## WHAT NEEDS TO BE DONE
Copy the lines holding the word "anesthetic", all of them.

## GIVEN INFORMATION
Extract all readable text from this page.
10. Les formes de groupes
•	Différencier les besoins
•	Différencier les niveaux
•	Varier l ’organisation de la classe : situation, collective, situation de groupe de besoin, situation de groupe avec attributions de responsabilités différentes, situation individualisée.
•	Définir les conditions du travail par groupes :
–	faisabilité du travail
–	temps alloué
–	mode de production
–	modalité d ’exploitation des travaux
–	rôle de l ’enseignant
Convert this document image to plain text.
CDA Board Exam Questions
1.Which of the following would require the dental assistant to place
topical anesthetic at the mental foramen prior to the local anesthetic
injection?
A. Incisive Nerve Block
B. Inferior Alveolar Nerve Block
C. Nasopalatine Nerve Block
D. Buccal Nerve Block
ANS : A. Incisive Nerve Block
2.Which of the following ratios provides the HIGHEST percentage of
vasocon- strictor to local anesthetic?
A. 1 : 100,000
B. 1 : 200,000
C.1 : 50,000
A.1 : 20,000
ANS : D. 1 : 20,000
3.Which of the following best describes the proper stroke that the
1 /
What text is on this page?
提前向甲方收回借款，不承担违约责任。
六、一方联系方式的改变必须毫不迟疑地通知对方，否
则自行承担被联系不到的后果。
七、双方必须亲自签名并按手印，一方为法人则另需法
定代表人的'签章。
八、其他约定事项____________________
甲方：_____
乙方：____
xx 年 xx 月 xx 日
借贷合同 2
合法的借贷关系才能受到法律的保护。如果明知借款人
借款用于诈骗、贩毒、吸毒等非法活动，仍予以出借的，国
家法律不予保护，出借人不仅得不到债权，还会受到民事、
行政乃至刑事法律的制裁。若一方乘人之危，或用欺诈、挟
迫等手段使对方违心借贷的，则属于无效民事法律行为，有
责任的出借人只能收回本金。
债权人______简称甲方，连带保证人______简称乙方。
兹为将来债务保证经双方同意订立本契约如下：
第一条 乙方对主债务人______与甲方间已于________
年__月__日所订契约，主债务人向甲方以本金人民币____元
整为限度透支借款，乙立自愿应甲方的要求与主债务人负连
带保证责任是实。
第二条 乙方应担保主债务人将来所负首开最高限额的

## RESPONSE TO THIS TASK
topical anesthetic at the mental foramen prior to the local anesthetic
vasocon- strictor to local anesthetic?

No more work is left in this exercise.